_Description of the task:_ Pictures don't belong in the copy; print all the records exactly.

[Items from a dataset]
^^^^^^^^

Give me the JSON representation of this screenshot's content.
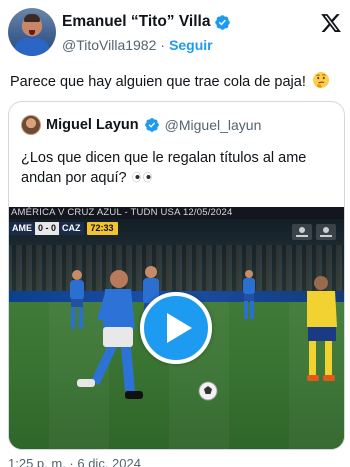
{
  "author": {
    "display_name": "Emanuel “Tito” Villa",
    "handle": "@TitoVilla1982",
    "separator": "·",
    "follow_label": "Seguir"
  },
  "tweet": {
    "text": "Parece que hay alguien que trae cola de paja!",
    "emoji": "thinking-face-emoji"
  },
  "quoted": {
    "display_name": "Miguel Layun",
    "handle": "@Miguel_layun",
    "text": "¿Los que dicen que le regalan títulos al ame andan por aquí?",
    "emoji": "eyes-emoji"
  },
  "video": {
    "banner": "AMÉRICA V CRUZ AZUL - TUDN USA 12/05/2024",
    "scorebug": {
      "home": "AME",
      "score": "0 - 0",
      "away": "CAZ",
      "clock": "72:33"
    },
    "play_icon": "play-icon"
  },
  "footer": {
    "timestamp": "1:25 p. m. · 6 dic. 2024"
  },
  "colors": {
    "accent": "#1d9bf0",
    "text": "#0f1419",
    "secondary": "#536471",
    "border": "#cfd9de"
  }
}
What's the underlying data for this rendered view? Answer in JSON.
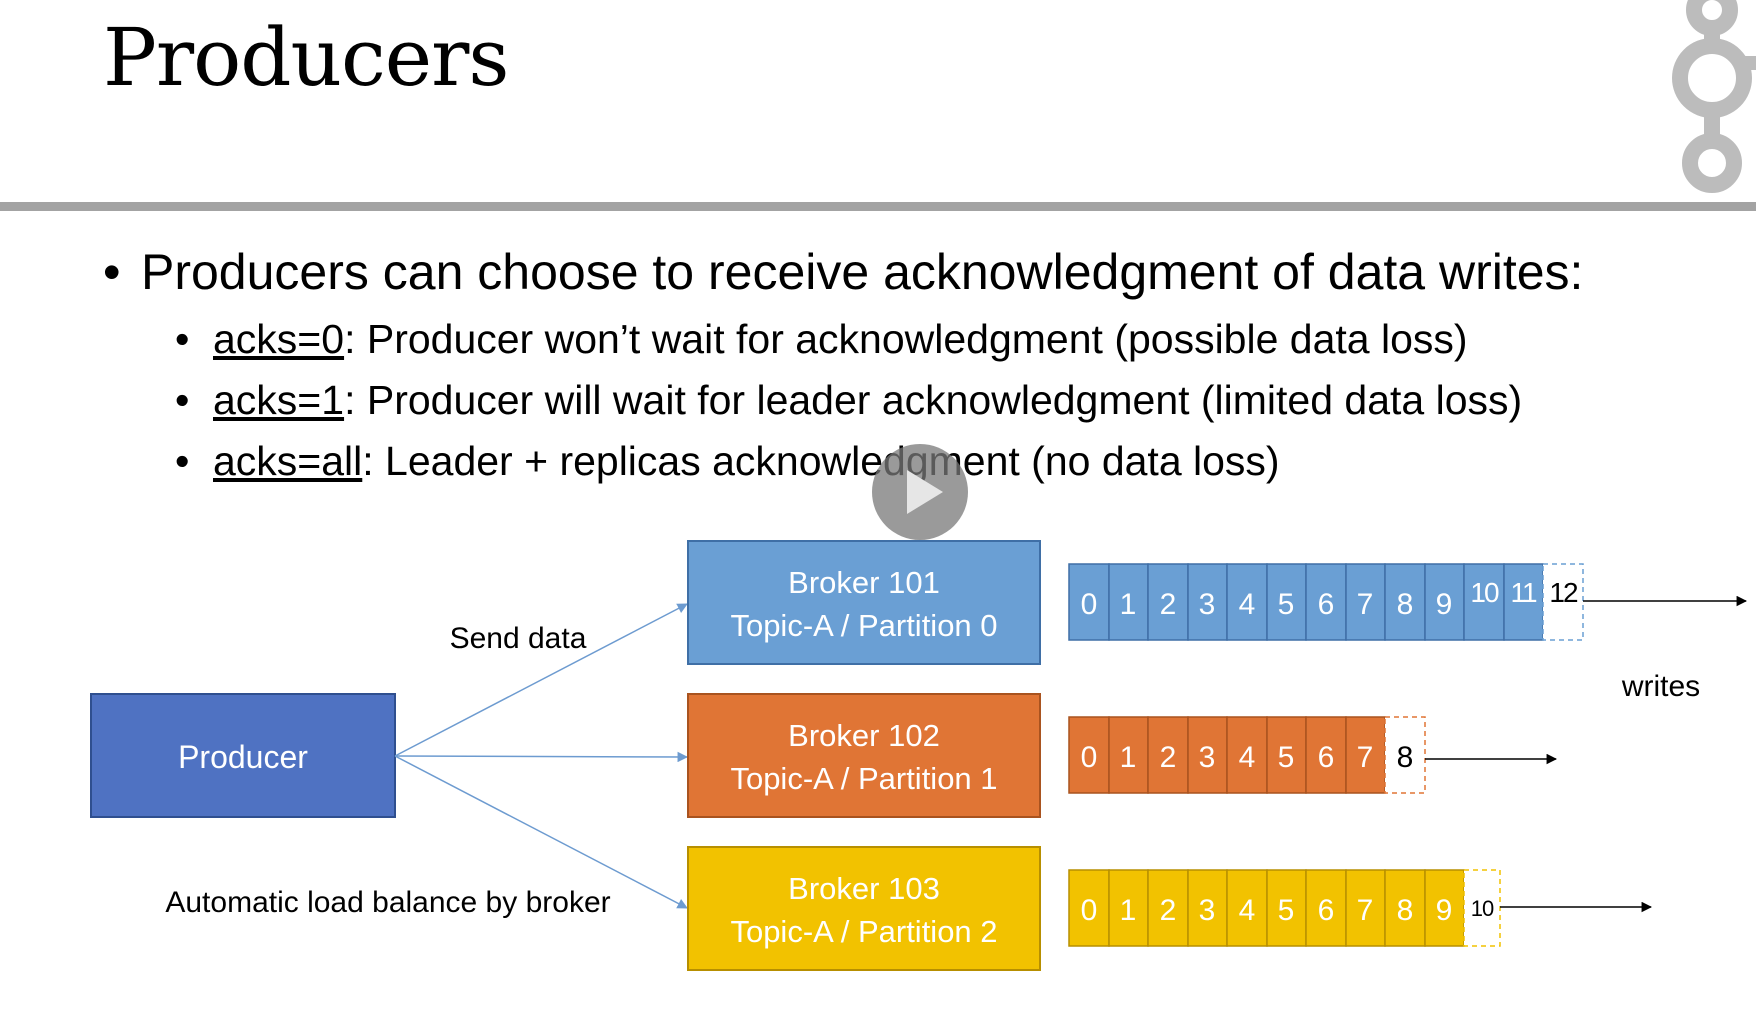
{
  "slide": {
    "title": "Producers",
    "bullet_main": "Producers can choose to receive acknowledgment of data writes:",
    "sub_bullets": [
      {
        "key": "acks=0",
        "text": ": Producer won’t wait for acknowledgment (possible data loss)"
      },
      {
        "key": "acks=1",
        "text": ": Producer will wait for leader acknowledgment (limited data loss)"
      },
      {
        "key": "acks=all",
        "text": ": Leader + replicas acknowledgment (no data loss)"
      }
    ]
  },
  "diagram": {
    "producer_label": "Producer",
    "send_data_label": "Send data",
    "load_balance_label": "Automatic load balance by broker",
    "writes_label": "writes",
    "brokers": [
      {
        "line1": "Broker 101",
        "line2": "Topic-A / Partition 0",
        "color": "#6a9fd4",
        "cells": [
          "0",
          "1",
          "2",
          "3",
          "4",
          "5",
          "6",
          "7",
          "8",
          "9",
          "10",
          "11"
        ],
        "next": "12"
      },
      {
        "line1": "Broker 102",
        "line2": "Topic-A / Partition 1",
        "color": "#e07535",
        "cells": [
          "0",
          "1",
          "2",
          "3",
          "4",
          "5",
          "6",
          "7"
        ],
        "next": "8"
      },
      {
        "line1": "Broker 103",
        "line2": "Topic-A / Partition 2",
        "color": "#f2c200",
        "cells": [
          "0",
          "1",
          "2",
          "3",
          "4",
          "5",
          "6",
          "7",
          "8",
          "9"
        ],
        "next": "10"
      }
    ],
    "producer_color": "#4f72c2",
    "arrow_color": "#6d9bd0"
  }
}
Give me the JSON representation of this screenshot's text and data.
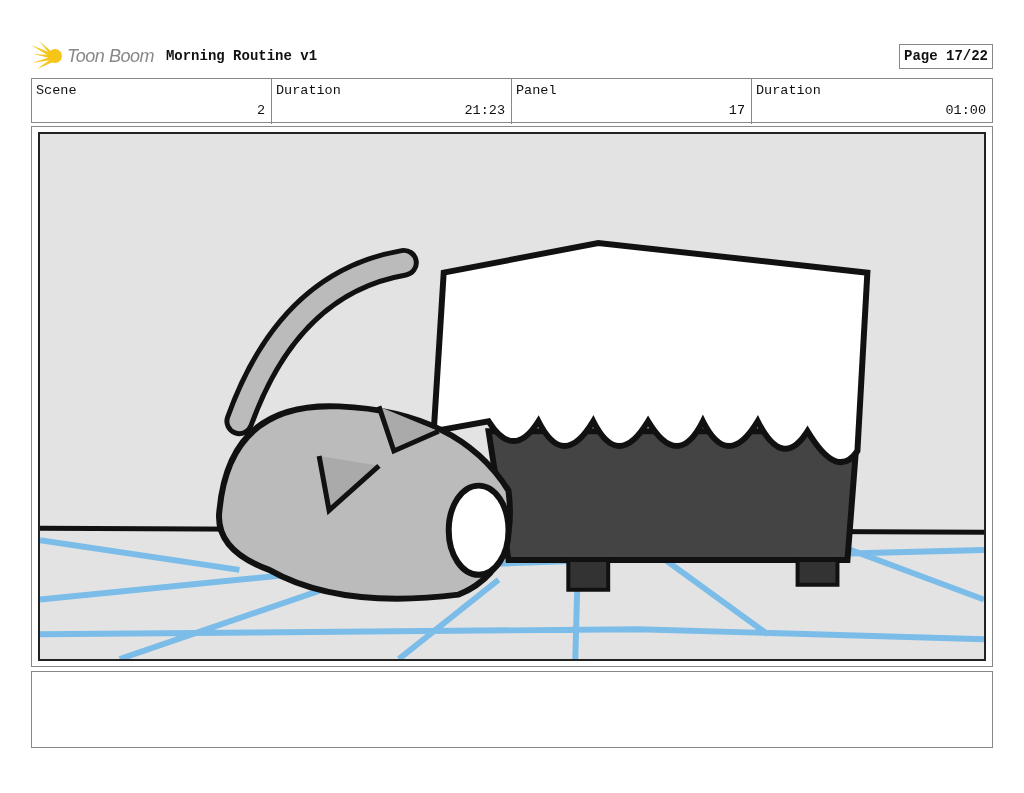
{
  "header": {
    "logo_text": "Toon Boom",
    "project_title": "Morning Routine v1",
    "page": "Page 17/22"
  },
  "info_bar": {
    "labels": [
      "Scene",
      "Duration",
      "Panel",
      "Duration"
    ],
    "values": [
      "2",
      "21:23",
      "17",
      "01:00"
    ]
  }
}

^^^^^^^^

_Output for this task:_
Give me the JSON representation of this screenshot's content.
{
  "author": {
    "display_name": "Emanuel “Tito” Villa",
    "handle": "@TitoVilla1982",
    "separator": "·",
    "follow_label": "Seguir"
  },
  "tweet": {
    "text": "Parece que hay alguien que trae cola de paja!",
    "emoji": "thinking-face-emoji"
  },
  "quoted": {
    "display_name": "Miguel Layun",
    "handle": "@Miguel_layun",
    "text": "¿Los que dicen que le regalan títulos al ame andan por aquí?",
    "emoji": "eyes-emoji"
  },
  "video": {
    "banner": "AMÉRICA V CRUZ AZUL - TUDN USA 12/05/2024",
    "scorebug": {
      "home": "AME",
      "score": "0 - 0",
      "away": "CAZ",
      "clock": "72:33"
    },
    "play_icon": "play-icon"
  },
  "footer": {
    "timestamp": "1:25 p. m. · 6 dic. 2024"
  },
  "colors": {
    "accent": "#1d9bf0",
    "text": "#0f1419",
    "secondary": "#536471",
    "border": "#cfd9de"
  }
}
What's the underlying data for this rendered view? Answer in JSON.
{
  "slide": {
    "title": "Producers",
    "bullet_main": "Producers can choose to receive acknowledgment of data writes:",
    "sub_bullets": [
      {
        "key": "acks=0",
        "text": ": Producer won’t wait for acknowledgment (possible data loss)"
      },
      {
        "key": "acks=1",
        "text": ": Producer will wait for leader acknowledgment (limited data loss)"
      },
      {
        "key": "acks=all",
        "text": ": Leader + replicas acknowledgment (no data loss)"
      }
    ]
  },
  "diagram": {
    "producer_label": "Producer",
    "send_data_label": "Send data",
    "load_balance_label": "Automatic load balance by broker",
    "writes_label": "writes",
    "brokers": [
      {
        "line1": "Broker 101",
        "line2": "Topic-A / Partition 0",
        "color": "#6a9fd4",
        "cells": [
          "0",
          "1",
          "2",
          "3",
          "4",
          "5",
          "6",
          "7",
          "8",
          "9",
          "10",
          "11"
        ],
        "next": "12"
      },
      {
        "line1": "Broker 102",
        "line2": "Topic-A / Partition 1",
        "color": "#e07535",
        "cells": [
          "0",
          "1",
          "2",
          "3",
          "4",
          "5",
          "6",
          "7"
        ],
        "next": "8"
      },
      {
        "line1": "Broker 103",
        "line2": "Topic-A / Partition 2",
        "color": "#f2c200",
        "cells": [
          "0",
          "1",
          "2",
          "3",
          "4",
          "5",
          "6",
          "7",
          "8",
          "9"
        ],
        "next": "10"
      }
    ],
    "producer_color": "#4f72c2",
    "arrow_color": "#6d9bd0"
  }
}
Give me the JSON representation of this screenshot's text and data.
{
  "header": {
    "logo_text": "Toon Boom",
    "project_title": "Morning Routine v1",
    "page": "Page 17/22"
  },
  "info_bar": {
    "labels": [
      "Scene",
      "Duration",
      "Panel",
      "Duration"
    ],
    "values": [
      "2",
      "21:23",
      "17",
      "01:00"
    ]
  }
}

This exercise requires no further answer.